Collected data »
************
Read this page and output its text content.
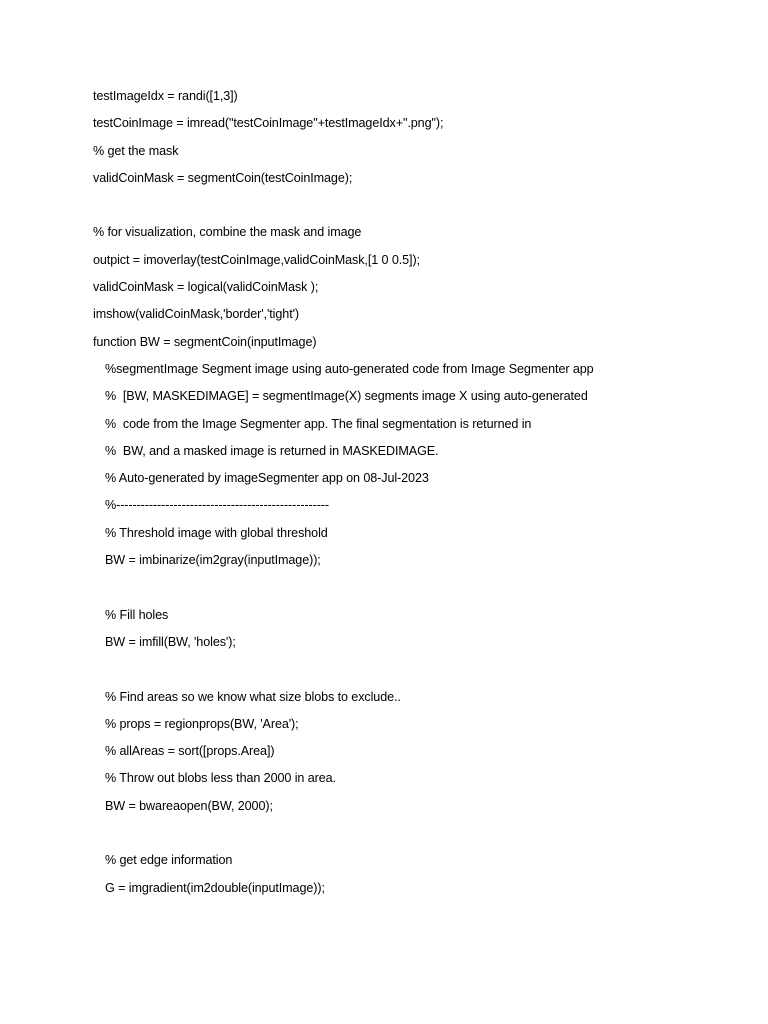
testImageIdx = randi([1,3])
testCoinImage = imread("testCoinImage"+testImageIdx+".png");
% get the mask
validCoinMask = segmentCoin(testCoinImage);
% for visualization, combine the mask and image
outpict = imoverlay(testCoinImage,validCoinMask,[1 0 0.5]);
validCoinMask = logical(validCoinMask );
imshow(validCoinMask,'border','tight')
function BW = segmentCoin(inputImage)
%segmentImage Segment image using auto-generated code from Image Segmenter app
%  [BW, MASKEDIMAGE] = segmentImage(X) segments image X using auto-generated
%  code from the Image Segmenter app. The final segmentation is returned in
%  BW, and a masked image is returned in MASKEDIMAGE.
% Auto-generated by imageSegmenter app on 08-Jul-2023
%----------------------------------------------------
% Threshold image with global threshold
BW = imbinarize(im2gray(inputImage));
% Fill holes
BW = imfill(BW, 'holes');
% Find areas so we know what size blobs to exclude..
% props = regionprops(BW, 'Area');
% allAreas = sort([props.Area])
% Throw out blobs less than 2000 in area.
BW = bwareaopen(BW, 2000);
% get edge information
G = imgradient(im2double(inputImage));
************
EXERCISE BRIEF »
Reproduce all entries without any change, and omit the pictures.

ANSWER TO THIS TASK »
Read this page and output its text content.
testImageIdx = randi([1,3])
testCoinImage = imread("testCoinImage"+testImageIdx+".png");
% get the mask
validCoinMask = segmentCoin(testCoinImage);
% for visualization, combine the mask and image
outpict = imoverlay(testCoinImage,validCoinMask,[1 0 0.5]);
validCoinMask = logical(validCoinMask );
imshow(validCoinMask,'border','tight')
function BW = segmentCoin(inputImage)
%segmentImage Segment image using auto-generated code from Image Segmenter app
%  [BW, MASKEDIMAGE] = segmentImage(X) segments image X using auto-generated
%  code from the Image Segmenter app. The final segmentation is returned in
%  BW, and a masked image is returned in MASKEDIMAGE.
% Auto-generated by imageSegmenter app on 08-Jul-2023
%----------------------------------------------------
% Threshold image with global threshold
BW = imbinarize(im2gray(inputImage));
% Fill holes
BW = imfill(BW, 'holes');
% Find areas so we know what size blobs to exclude..
% props = regionprops(BW, 'Area');
% allAreas = sort([props.Area])
% Throw out blobs less than 2000 in area.
BW = bwareaopen(BW, 2000);
% get edge information
G = imgradient(im2double(inputImage));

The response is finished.